TASK GOAL - Every line in the listing is to be echoed verbatim.

RECORDS FOR PROCESSING -
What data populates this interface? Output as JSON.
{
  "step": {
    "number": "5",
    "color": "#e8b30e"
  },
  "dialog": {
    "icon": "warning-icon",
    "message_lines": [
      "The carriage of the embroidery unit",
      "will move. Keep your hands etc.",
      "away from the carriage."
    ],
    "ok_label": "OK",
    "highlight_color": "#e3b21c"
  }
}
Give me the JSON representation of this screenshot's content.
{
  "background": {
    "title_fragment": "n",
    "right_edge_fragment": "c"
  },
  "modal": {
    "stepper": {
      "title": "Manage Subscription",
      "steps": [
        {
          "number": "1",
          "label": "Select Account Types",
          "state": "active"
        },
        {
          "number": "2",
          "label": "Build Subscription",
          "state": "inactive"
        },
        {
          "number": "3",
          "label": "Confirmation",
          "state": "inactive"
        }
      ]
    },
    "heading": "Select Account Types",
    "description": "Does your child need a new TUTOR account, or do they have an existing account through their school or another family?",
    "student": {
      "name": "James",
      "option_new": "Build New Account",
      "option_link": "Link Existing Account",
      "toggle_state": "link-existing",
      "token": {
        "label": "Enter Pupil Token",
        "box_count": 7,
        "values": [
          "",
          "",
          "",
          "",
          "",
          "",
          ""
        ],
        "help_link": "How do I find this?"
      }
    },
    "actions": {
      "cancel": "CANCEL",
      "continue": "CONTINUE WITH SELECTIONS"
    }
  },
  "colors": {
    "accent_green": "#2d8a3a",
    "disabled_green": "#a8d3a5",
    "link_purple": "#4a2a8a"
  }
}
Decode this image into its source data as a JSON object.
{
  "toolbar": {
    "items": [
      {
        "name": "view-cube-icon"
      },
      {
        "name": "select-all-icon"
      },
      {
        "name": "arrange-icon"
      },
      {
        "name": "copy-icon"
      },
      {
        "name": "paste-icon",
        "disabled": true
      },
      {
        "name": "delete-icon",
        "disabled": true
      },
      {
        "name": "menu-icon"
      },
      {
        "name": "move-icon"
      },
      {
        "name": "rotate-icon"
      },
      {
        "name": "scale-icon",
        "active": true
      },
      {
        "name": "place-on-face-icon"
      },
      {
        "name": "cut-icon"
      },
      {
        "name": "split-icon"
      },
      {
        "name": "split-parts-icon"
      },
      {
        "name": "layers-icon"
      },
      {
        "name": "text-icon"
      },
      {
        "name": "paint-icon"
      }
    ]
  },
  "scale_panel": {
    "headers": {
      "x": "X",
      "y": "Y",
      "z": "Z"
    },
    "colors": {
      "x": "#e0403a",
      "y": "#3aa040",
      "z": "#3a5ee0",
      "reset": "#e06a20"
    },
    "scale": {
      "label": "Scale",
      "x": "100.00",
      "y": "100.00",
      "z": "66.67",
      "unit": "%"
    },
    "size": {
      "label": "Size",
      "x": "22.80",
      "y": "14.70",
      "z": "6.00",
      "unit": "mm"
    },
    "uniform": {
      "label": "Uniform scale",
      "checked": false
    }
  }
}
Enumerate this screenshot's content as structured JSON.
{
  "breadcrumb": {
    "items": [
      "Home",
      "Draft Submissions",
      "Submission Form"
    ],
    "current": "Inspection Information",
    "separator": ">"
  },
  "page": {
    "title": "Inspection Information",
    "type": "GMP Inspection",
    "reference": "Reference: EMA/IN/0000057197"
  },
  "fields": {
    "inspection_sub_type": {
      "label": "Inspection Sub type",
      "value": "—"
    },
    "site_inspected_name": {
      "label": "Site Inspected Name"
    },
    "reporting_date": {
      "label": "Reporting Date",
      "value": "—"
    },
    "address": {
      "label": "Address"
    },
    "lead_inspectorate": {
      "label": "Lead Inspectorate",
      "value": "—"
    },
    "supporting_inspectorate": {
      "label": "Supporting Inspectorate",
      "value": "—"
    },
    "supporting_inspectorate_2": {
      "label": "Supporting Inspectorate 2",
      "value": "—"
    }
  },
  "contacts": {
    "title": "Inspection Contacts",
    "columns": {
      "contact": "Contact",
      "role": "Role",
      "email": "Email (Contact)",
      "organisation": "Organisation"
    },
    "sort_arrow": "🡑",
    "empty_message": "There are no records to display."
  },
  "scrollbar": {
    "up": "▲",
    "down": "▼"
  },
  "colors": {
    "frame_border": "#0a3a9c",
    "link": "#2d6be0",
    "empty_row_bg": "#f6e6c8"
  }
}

FINISHED ANSWER -
What data populates this interface? Output as JSON.
{
  "step": {
    "number": "5",
    "color": "#e8b30e"
  },
  "dialog": {
    "icon": "warning-icon",
    "message_lines": [
      "The carriage of the embroidery unit",
      "will move. Keep your hands etc.",
      "away from the carriage."
    ],
    "ok_label": "OK",
    "highlight_color": "#e3b21c"
  }
}
Give me the JSON representation of this screenshot's content.
{
  "background": {
    "title_fragment": "n",
    "right_edge_fragment": "c"
  },
  "modal": {
    "stepper": {
      "title": "Manage Subscription",
      "steps": [
        {
          "number": "1",
          "label": "Select Account Types",
          "state": "active"
        },
        {
          "number": "2",
          "label": "Build Subscription",
          "state": "inactive"
        },
        {
          "number": "3",
          "label": "Confirmation",
          "state": "inactive"
        }
      ]
    },
    "heading": "Select Account Types",
    "description": "Does your child need a new TUTOR account, or do they have an existing account through their school or another family?",
    "student": {
      "name": "James",
      "option_new": "Build New Account",
      "option_link": "Link Existing Account",
      "toggle_state": "link-existing",
      "token": {
        "label": "Enter Pupil Token",
        "box_count": 7,
        "values": [
          "",
          "",
          "",
          "",
          "",
          "",
          ""
        ],
        "help_link": "How do I find this?"
      }
    },
    "actions": {
      "cancel": "CANCEL",
      "continue": "CONTINUE WITH SELECTIONS"
    }
  },
  "colors": {
    "accent_green": "#2d8a3a",
    "disabled_green": "#a8d3a5",
    "link_purple": "#4a2a8a"
  }
}
Decode this image into its source data as a JSON object.
{
  "toolbar": {
    "items": [
      {
        "name": "view-cube-icon"
      },
      {
        "name": "select-all-icon"
      },
      {
        "name": "arrange-icon"
      },
      {
        "name": "copy-icon"
      },
      {
        "name": "paste-icon",
        "disabled": true
      },
      {
        "name": "delete-icon",
        "disabled": true
      },
      {
        "name": "menu-icon"
      },
      {
        "name": "move-icon"
      },
      {
        "name": "rotate-icon"
      },
      {
        "name": "scale-icon",
        "active": true
      },
      {
        "name": "place-on-face-icon"
      },
      {
        "name": "cut-icon"
      },
      {
        "name": "split-icon"
      },
      {
        "name": "split-parts-icon"
      },
      {
        "name": "layers-icon"
      },
      {
        "name": "text-icon"
      },
      {
        "name": "paint-icon"
      }
    ]
  },
  "scale_panel": {
    "headers": {
      "x": "X",
      "y": "Y",
      "z": "Z"
    },
    "colors": {
      "x": "#e0403a",
      "y": "#3aa040",
      "z": "#3a5ee0",
      "reset": "#e06a20"
    },
    "scale": {
      "label": "Scale",
      "x": "100.00",
      "y": "100.00",
      "z": "66.67",
      "unit": "%"
    },
    "size": {
      "label": "Size",
      "x": "22.80",
      "y": "14.70",
      "z": "6.00",
      "unit": "mm"
    },
    "uniform": {
      "label": "Uniform scale",
      "checked": false
    }
  }
}
Enumerate this screenshot's content as structured JSON.
{
  "breadcrumb": {
    "items": [
      "Home",
      "Draft Submissions",
      "Submission Form"
    ],
    "current": "Inspection Information",
    "separator": ">"
  },
  "page": {
    "title": "Inspection Information",
    "type": "GMP Inspection",
    "reference": "Reference: EMA/IN/0000057197"
  },
  "fields": {
    "inspection_sub_type": {
      "label": "Inspection Sub type",
      "value": "—"
    },
    "site_inspected_name": {
      "label": "Site Inspected Name"
    },
    "reporting_date": {
      "label": "Reporting Date",
      "value": "—"
    },
    "address": {
      "label": "Address"
    },
    "lead_inspectorate": {
      "label": "Lead Inspectorate",
      "value": "—"
    },
    "supporting_inspectorate": {
      "label": "Supporting Inspectorate",
      "value": "—"
    },
    "supporting_inspectorate_2": {
      "label": "Supporting Inspectorate 2",
      "value": "—"
    }
  },
  "contacts": {
    "title": "Inspection Contacts",
    "columns": {
      "contact": "Contact",
      "role": "Role",
      "email": "Email (Contact)",
      "organisation": "Organisation"
    },
    "sort_arrow": "🡑",
    "empty_message": "There are no records to display."
  },
  "scrollbar": {
    "up": "▲",
    "down": "▼"
  },
  "colors": {
    "frame_border": "#0a3a9c",
    "link": "#2d6be0",
    "empty_row_bg": "#f6e6c8"
  }
}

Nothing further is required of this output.